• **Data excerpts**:
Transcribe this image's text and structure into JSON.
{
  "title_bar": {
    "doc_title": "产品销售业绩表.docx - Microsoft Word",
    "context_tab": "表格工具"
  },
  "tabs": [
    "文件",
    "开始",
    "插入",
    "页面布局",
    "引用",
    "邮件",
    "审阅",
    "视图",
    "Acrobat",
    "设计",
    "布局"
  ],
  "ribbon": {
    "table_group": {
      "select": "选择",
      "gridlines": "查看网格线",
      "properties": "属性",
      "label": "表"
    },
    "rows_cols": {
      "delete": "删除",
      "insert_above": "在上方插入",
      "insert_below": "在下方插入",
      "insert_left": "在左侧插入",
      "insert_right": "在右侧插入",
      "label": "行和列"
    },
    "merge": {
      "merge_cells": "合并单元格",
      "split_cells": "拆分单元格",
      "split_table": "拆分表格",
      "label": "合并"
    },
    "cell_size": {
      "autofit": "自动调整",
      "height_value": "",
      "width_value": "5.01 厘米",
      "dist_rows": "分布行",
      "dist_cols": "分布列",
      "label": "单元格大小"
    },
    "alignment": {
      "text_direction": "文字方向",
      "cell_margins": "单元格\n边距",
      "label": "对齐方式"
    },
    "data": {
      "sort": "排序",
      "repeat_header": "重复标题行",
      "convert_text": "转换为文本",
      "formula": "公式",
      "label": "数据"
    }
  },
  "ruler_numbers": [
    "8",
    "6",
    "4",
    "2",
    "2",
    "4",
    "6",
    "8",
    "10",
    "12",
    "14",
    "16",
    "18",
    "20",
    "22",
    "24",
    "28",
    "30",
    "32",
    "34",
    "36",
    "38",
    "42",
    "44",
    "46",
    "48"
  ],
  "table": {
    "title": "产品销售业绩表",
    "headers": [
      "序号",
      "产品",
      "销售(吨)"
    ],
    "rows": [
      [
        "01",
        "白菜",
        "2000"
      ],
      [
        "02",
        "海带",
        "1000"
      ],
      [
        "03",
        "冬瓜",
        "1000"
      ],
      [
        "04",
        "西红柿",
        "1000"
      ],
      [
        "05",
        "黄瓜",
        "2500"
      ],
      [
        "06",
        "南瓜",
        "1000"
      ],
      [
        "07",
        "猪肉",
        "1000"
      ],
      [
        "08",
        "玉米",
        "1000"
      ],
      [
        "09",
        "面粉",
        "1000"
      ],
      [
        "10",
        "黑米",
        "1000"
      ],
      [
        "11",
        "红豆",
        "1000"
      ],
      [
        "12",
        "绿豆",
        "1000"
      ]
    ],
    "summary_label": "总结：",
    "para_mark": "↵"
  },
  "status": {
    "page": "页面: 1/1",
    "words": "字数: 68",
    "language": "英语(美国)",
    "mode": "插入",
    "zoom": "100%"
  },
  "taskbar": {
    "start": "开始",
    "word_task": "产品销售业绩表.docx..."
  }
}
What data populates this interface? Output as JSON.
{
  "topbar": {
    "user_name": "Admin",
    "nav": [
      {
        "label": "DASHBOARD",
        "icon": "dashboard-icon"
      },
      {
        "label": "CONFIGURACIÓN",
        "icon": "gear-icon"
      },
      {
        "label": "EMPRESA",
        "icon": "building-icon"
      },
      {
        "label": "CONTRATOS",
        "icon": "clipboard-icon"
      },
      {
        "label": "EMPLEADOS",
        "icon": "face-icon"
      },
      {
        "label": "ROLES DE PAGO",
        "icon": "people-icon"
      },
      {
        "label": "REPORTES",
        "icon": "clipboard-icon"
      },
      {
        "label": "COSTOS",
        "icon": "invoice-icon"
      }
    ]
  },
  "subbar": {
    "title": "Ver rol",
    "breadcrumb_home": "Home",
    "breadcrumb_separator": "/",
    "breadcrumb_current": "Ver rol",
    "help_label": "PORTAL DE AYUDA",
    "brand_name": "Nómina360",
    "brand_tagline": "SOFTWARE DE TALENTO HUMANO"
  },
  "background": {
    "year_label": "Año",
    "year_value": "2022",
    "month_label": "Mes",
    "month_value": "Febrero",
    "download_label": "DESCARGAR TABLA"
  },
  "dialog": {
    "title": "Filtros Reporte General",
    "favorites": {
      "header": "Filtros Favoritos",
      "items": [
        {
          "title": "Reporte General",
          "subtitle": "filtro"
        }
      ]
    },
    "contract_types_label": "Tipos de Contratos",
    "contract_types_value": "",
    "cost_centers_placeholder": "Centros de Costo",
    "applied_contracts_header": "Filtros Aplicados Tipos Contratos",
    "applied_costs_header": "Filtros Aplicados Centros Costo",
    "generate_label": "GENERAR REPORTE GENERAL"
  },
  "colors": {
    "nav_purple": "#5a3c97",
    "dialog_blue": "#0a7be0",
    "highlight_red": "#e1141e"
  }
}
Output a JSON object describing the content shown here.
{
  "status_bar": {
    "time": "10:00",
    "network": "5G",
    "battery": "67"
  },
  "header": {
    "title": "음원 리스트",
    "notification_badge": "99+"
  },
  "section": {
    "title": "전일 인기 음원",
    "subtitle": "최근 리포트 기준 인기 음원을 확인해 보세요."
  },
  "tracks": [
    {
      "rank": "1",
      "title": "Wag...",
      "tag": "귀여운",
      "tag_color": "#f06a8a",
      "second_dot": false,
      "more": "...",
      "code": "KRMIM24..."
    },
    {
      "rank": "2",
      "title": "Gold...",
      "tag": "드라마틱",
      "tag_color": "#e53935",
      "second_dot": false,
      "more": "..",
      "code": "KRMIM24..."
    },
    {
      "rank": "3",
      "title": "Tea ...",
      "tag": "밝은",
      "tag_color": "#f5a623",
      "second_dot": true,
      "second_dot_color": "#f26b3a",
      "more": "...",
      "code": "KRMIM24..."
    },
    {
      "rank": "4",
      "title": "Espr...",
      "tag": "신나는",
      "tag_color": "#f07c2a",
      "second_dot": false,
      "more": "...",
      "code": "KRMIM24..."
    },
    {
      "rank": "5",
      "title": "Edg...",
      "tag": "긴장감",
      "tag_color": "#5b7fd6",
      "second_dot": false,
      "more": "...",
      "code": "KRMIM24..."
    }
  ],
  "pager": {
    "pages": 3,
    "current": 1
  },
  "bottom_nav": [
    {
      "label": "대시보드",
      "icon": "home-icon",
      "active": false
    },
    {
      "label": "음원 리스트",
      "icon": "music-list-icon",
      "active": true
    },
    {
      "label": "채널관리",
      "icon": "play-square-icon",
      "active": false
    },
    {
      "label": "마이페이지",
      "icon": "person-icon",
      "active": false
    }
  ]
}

• **PROMPT**:
Go through the material above line by line and copy it exactly.

• **THE RESPONSE**:
Transcribe this image's text and structure into JSON.
{
  "title_bar": {
    "doc_title": "产品销售业绩表.docx - Microsoft Word",
    "context_tab": "表格工具"
  },
  "tabs": [
    "文件",
    "开始",
    "插入",
    "页面布局",
    "引用",
    "邮件",
    "审阅",
    "视图",
    "Acrobat",
    "设计",
    "布局"
  ],
  "ribbon": {
    "table_group": {
      "select": "选择",
      "gridlines": "查看网格线",
      "properties": "属性",
      "label": "表"
    },
    "rows_cols": {
      "delete": "删除",
      "insert_above": "在上方插入",
      "insert_below": "在下方插入",
      "insert_left": "在左侧插入",
      "insert_right": "在右侧插入",
      "label": "行和列"
    },
    "merge": {
      "merge_cells": "合并单元格",
      "split_cells": "拆分单元格",
      "split_table": "拆分表格",
      "label": "合并"
    },
    "cell_size": {
      "autofit": "自动调整",
      "height_value": "",
      "width_value": "5.01 厘米",
      "dist_rows": "分布行",
      "dist_cols": "分布列",
      "label": "单元格大小"
    },
    "alignment": {
      "text_direction": "文字方向",
      "cell_margins": "单元格\n边距",
      "label": "对齐方式"
    },
    "data": {
      "sort": "排序",
      "repeat_header": "重复标题行",
      "convert_text": "转换为文本",
      "formula": "公式",
      "label": "数据"
    }
  },
  "ruler_numbers": [
    "8",
    "6",
    "4",
    "2",
    "2",
    "4",
    "6",
    "8",
    "10",
    "12",
    "14",
    "16",
    "18",
    "20",
    "22",
    "24",
    "28",
    "30",
    "32",
    "34",
    "36",
    "38",
    "42",
    "44",
    "46",
    "48"
  ],
  "table": {
    "title": "产品销售业绩表",
    "headers": [
      "序号",
      "产品",
      "销售(吨)"
    ],
    "rows": [
      [
        "01",
        "白菜",
        "2000"
      ],
      [
        "02",
        "海带",
        "1000"
      ],
      [
        "03",
        "冬瓜",
        "1000"
      ],
      [
        "04",
        "西红柿",
        "1000"
      ],
      [
        "05",
        "黄瓜",
        "2500"
      ],
      [
        "06",
        "南瓜",
        "1000"
      ],
      [
        "07",
        "猪肉",
        "1000"
      ],
      [
        "08",
        "玉米",
        "1000"
      ],
      [
        "09",
        "面粉",
        "1000"
      ],
      [
        "10",
        "黑米",
        "1000"
      ],
      [
        "11",
        "红豆",
        "1000"
      ],
      [
        "12",
        "绿豆",
        "1000"
      ]
    ],
    "summary_label": "总结：",
    "para_mark": "↵"
  },
  "status": {
    "page": "页面: 1/1",
    "words": "字数: 68",
    "language": "英语(美国)",
    "mode": "插入",
    "zoom": "100%"
  },
  "taskbar": {
    "start": "开始",
    "word_task": "产品销售业绩表.docx..."
  }
}
What data populates this interface? Output as JSON.
{
  "topbar": {
    "user_name": "Admin",
    "nav": [
      {
        "label": "DASHBOARD",
        "icon": "dashboard-icon"
      },
      {
        "label": "CONFIGURACIÓN",
        "icon": "gear-icon"
      },
      {
        "label": "EMPRESA",
        "icon": "building-icon"
      },
      {
        "label": "CONTRATOS",
        "icon": "clipboard-icon"
      },
      {
        "label": "EMPLEADOS",
        "icon": "face-icon"
      },
      {
        "label": "ROLES DE PAGO",
        "icon": "people-icon"
      },
      {
        "label": "REPORTES",
        "icon": "clipboard-icon"
      },
      {
        "label": "COSTOS",
        "icon": "invoice-icon"
      }
    ]
  },
  "subbar": {
    "title": "Ver rol",
    "breadcrumb_home": "Home",
    "breadcrumb_separator": "/",
    "breadcrumb_current": "Ver rol",
    "help_label": "PORTAL DE AYUDA",
    "brand_name": "Nómina360",
    "brand_tagline": "SOFTWARE DE TALENTO HUMANO"
  },
  "background": {
    "year_label": "Año",
    "year_value": "2022",
    "month_label": "Mes",
    "month_value": "Febrero",
    "download_label": "DESCARGAR TABLA"
  },
  "dialog": {
    "title": "Filtros Reporte General",
    "favorites": {
      "header": "Filtros Favoritos",
      "items": [
        {
          "title": "Reporte General",
          "subtitle": "filtro"
        }
      ]
    },
    "contract_types_label": "Tipos de Contratos",
    "contract_types_value": "",
    "cost_centers_placeholder": "Centros de Costo",
    "applied_contracts_header": "Filtros Aplicados Tipos Contratos",
    "applied_costs_header": "Filtros Aplicados Centros Costo",
    "generate_label": "GENERAR REPORTE GENERAL"
  },
  "colors": {
    "nav_purple": "#5a3c97",
    "dialog_blue": "#0a7be0",
    "highlight_red": "#e1141e"
  }
}
Output a JSON object describing the content shown here.
{
  "status_bar": {
    "time": "10:00",
    "network": "5G",
    "battery": "67"
  },
  "header": {
    "title": "음원 리스트",
    "notification_badge": "99+"
  },
  "section": {
    "title": "전일 인기 음원",
    "subtitle": "최근 리포트 기준 인기 음원을 확인해 보세요."
  },
  "tracks": [
    {
      "rank": "1",
      "title": "Wag...",
      "tag": "귀여운",
      "tag_color": "#f06a8a",
      "second_dot": false,
      "more": "...",
      "code": "KRMIM24..."
    },
    {
      "rank": "2",
      "title": "Gold...",
      "tag": "드라마틱",
      "tag_color": "#e53935",
      "second_dot": false,
      "more": "..",
      "code": "KRMIM24..."
    },
    {
      "rank": "3",
      "title": "Tea ...",
      "tag": "밝은",
      "tag_color": "#f5a623",
      "second_dot": true,
      "second_dot_color": "#f26b3a",
      "more": "...",
      "code": "KRMIM24..."
    },
    {
      "rank": "4",
      "title": "Espr...",
      "tag": "신나는",
      "tag_color": "#f07c2a",
      "second_dot": false,
      "more": "...",
      "code": "KRMIM24..."
    },
    {
      "rank": "5",
      "title": "Edg...",
      "tag": "긴장감",
      "tag_color": "#5b7fd6",
      "second_dot": false,
      "more": "...",
      "code": "KRMIM24..."
    }
  ],
  "pager": {
    "pages": 3,
    "current": 1
  },
  "bottom_nav": [
    {
      "label": "대시보드",
      "icon": "home-icon",
      "active": false
    },
    {
      "label": "음원 리스트",
      "icon": "music-list-icon",
      "active": true
    },
    {
      "label": "채널관리",
      "icon": "play-square-icon",
      "active": false
    },
    {
      "label": "마이페이지",
      "icon": "person-icon",
      "active": false
    }
  ]
}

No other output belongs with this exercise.